**STATED PROBLEM A**
In the bug report, which MariaDB version is listed as containing the fix?

[MDEV-9860] TokuDB ORDER BY DESC query is slower in 10.1 with index_condition_pushdown=on Created: 2016-04-01  Updated: 2016-04-03  Resolved: 2016-04-03

Status: Closed
Project: MariaDB Server
Component/s: Optimizer, Storage Engine - TokuDB
Affects Version/s: 10.1.13
Fix Version/s: 10.1.14

Type: Bug Priority: Major
Reporter: Geoff Montee (Inactive) Assignee: Sergei Petrunia
Resolution: Fixed Votes: 0
Labels: optimizer, tokudb

Attachments: File tokudb_icp_bug.sql.gz    

 Description   

Certain queries of TokuDB tables that use ORDER BY DESC have gotten slower in MariaDB 10.1 compared to 10.0 when index_condition_pushdown=on.

This may be related to this bug: https://tokutek.atlassian.net/browse/DB-534

Let's say we have the following table:

CREATE TABLE `tokudb_icp_bug` (
  `col1` int(11) NOT NULL DEFAULT '0',
  `col2` varchar(7) NOT NULL DEFAULT '',
  `col3` char(3) NOT NULL DEFAULT '',
  `col4` date NOT NULL DEFAULT '0000-00-00',
  `col5` varchar(6) NOT NULL DEFAULT '',
  `col6` char(1) DEFAULT NULL,
  PRIMARY KEY (`col4`,`col5`,`col1`),
  UNIQUE KEY `col1_idx` (`col1`),
  KEY `col2col3col4col5_idx` (`col2`,`col3`,`col4`,`col5`) `CLUSTERING`=YES
) ENGINE=TokuDB DEFAULT CHARSET=latin1;

And the following query:

SELECT SQL_NO_CACHE col4 , col5, col1 
FROM tokudb_icp_bug
WHERE col2 = "1999888"

**TASK INPUTS**
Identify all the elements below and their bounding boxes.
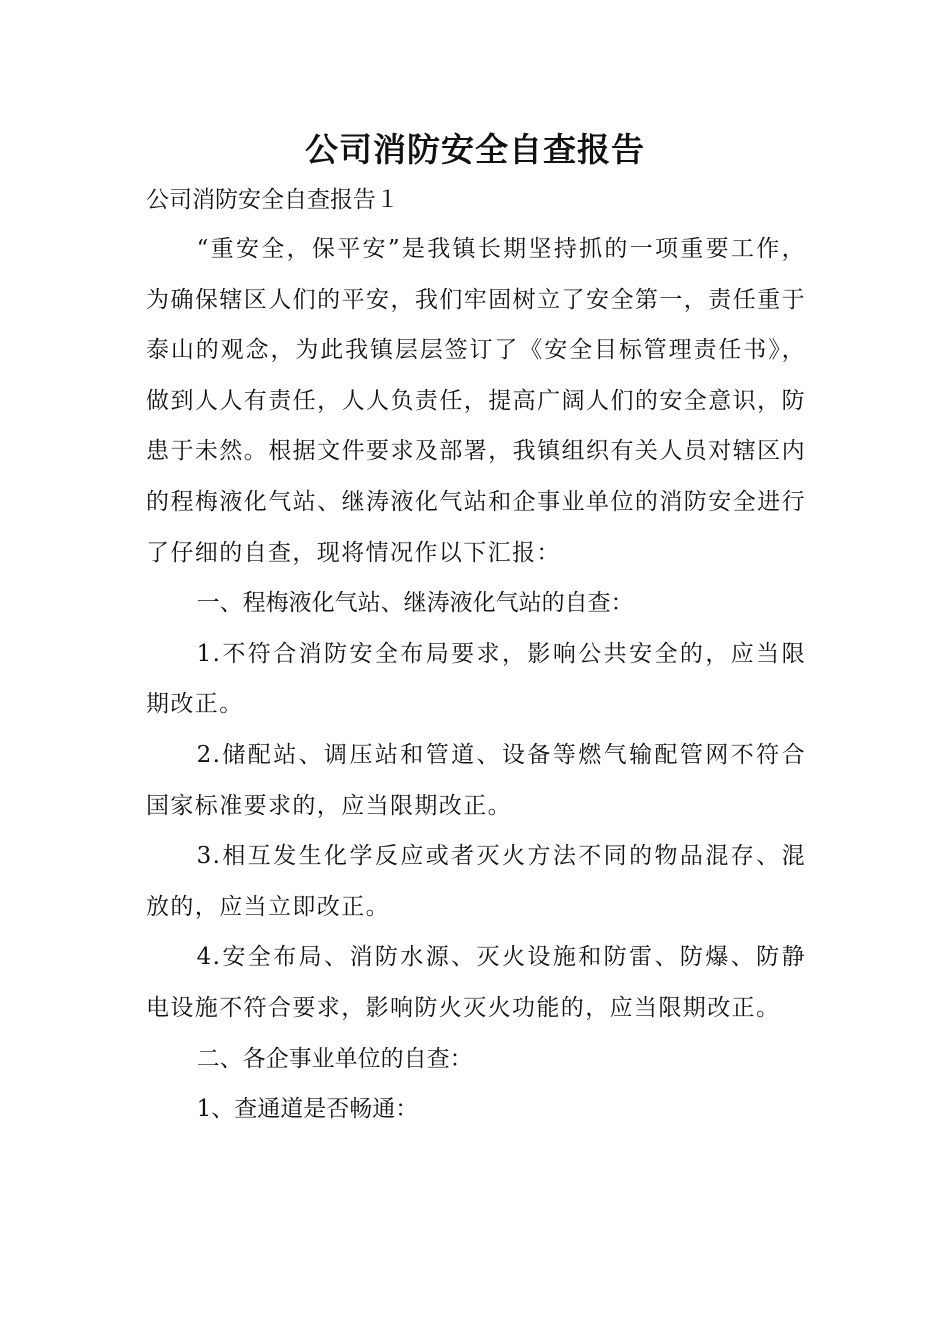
document-title: 公司消防安全自查报告	[305, 130, 645, 169]
document-subtitle: 公司消防安全自查报告１	[146, 187, 399, 213]
paragraph-section-1-heading: 一、程梅液化气站、继涛液化气站的自查：	[196, 590, 634, 617]
paragraph-item-4: 4.安全布局、消防水源、灭火设施和防雷、防爆、防静电设施不符合要求，影响防火灭火功能的，应当限期改正。	[146, 944, 806, 1021]
paragraph-item-3: 3.相互发生化学反应或者灭火方法不同的物品混存、混放的，应当立即改正。	[146, 843, 806, 920]
paragraph-item-5: 1、查通道是否畅通：	[196, 1096, 419, 1123]
paragraph-item-1: 1.不符合消防安全布局要求，影响公共安全的，应当限期改正。	[146, 640, 806, 718]
document-body	[146, 224, 806, 1135]
paragraph-item-2: 2.储配站、调压站和管道、设备等燃气输配管网不符合国家标准要求的，应当限期改正。	[146, 741, 806, 819]
paragraph-intro: “重安全，保平安”是我镇长期坚持抓的一项重要工作，为确保辖区人们的平安，我们牢固树立了安全第一，责任重于泰山的观念，为此我镇层层签订了《安全目标管理责任书》，做到人人有责任，人人负责任，提高广阔人们的安全意识，防患于未然。根据文件要求及部署，我镇组织有关人员对辖区内的程梅液化气站、继涛液化气站和企事业单位的消防安全进行了仔细的自查，现将情况作以下汇报：	[146, 236, 806, 566]
paragraph-section-2-heading: 二、各企事业单位的自查：	[196, 1045, 473, 1072]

**STATED PROBLEM B**
Rewrite the row above, replacing "bounding boxes" with "outlines" and changing nothing else. Leave the picture out of your answer.

**OUTPUT A**
10.1.14

**OUTPUT B**
Identify all the elements below and their outlines.
document-title: 公司消防安全自查报告	[305, 130, 645, 169]
document-subtitle: 公司消防安全自查报告１	[146, 187, 399, 213]
paragraph-section-1-heading: 一、程梅液化气站、继涛液化气站的自查：	[196, 590, 634, 617]
paragraph-item-4: 4.安全布局、消防水源、灭火设施和防雷、防爆、防静电设施不符合要求，影响防火灭火功能的，应当限期改正。	[146, 944, 806, 1021]
paragraph-item-3: 3.相互发生化学反应或者灭火方法不同的物品混存、混放的，应当立即改正。	[146, 843, 806, 920]
paragraph-item-5: 1、查通道是否畅通：	[196, 1096, 419, 1123]
paragraph-item-1: 1.不符合消防安全布局要求，影响公共安全的，应当限期改正。	[146, 640, 806, 718]
document-body	[146, 224, 806, 1135]
paragraph-item-2: 2.储配站、调压站和管道、设备等燃气输配管网不符合国家标准要求的，应当限期改正。	[146, 741, 806, 819]
paragraph-intro: “重安全，保平安”是我镇长期坚持抓的一项重要工作，为确保辖区人们的平安，我们牢固树立了安全第一，责任重于泰山的观念，为此我镇层层签订了《安全目标管理责任书》，做到人人有责任，人人负责任，提高广阔人们的安全意识，防患于未然。根据文件要求及部署，我镇组织有关人员对辖区内的程梅液化气站、继涛液化气站和企事业单位的消防安全进行了仔细的自查，现将情况作以下汇报：	[146, 236, 806, 566]
paragraph-section-2-heading: 二、各企事业单位的自查：	[196, 1045, 473, 1072]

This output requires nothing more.